Exercise task
Using the data beneath, show every line that includes the word "past".

Records to process

◇ ◇ ◇ ◇ ◇

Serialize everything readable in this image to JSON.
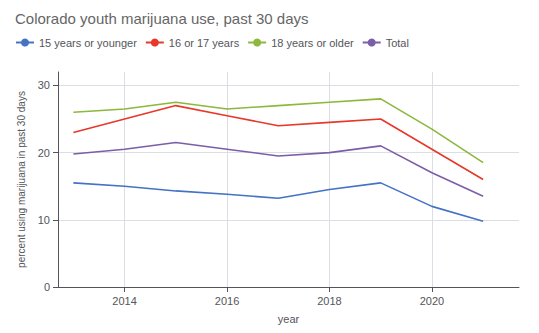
{
  "chart_data": {
    "type": "line",
    "title": "Colorado youth marijuana use, past 30 days",
    "xlabel": "year",
    "ylabel": "percent using marijuana in past 30 days",
    "x": [
      2013,
      2014,
      2015,
      2016,
      2017,
      2018,
      2019,
      2020,
      2021
    ],
    "series": [
      {
        "name": "15 years or younger",
        "color": "#4472c4",
        "values": [
          15.5,
          15.0,
          14.3,
          13.8,
          13.2,
          14.5,
          15.5,
          12.0,
          9.8
        ]
      },
      {
        "name": "16 or 17 years",
        "color": "#e8382a",
        "values": [
          23.0,
          25.0,
          27.0,
          25.5,
          24.0,
          24.5,
          25.0,
          20.5,
          16.0
        ]
      },
      {
        "name": "18 years or older",
        "color": "#8cb83c",
        "values": [
          26.0,
          26.5,
          27.5,
          26.5,
          27.0,
          27.5,
          28.0,
          23.5,
          18.5
        ]
      },
      {
        "name": "Total",
        "color": "#7b5ea7",
        "values": [
          19.8,
          20.5,
          21.5,
          20.5,
          19.5,
          20.0,
          21.0,
          17.0,
          13.5
        ]
      }
    ],
    "xlim": [
      2012.7,
      2021.7
    ],
    "xticks": [
      2014,
      2016,
      2018,
      2020
    ],
    "ylim": [
      0,
      32
    ],
    "yticks": [
      0,
      10,
      20,
      30
    ],
    "grid": true,
    "legend": "top left"
  }
}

◇ ◇ ◇ ◇ ◇

Completed exercise
    "title": "Colorado youth marijuana use, past 30 days",
    "ylabel": "percent using marijuana in past 30 days",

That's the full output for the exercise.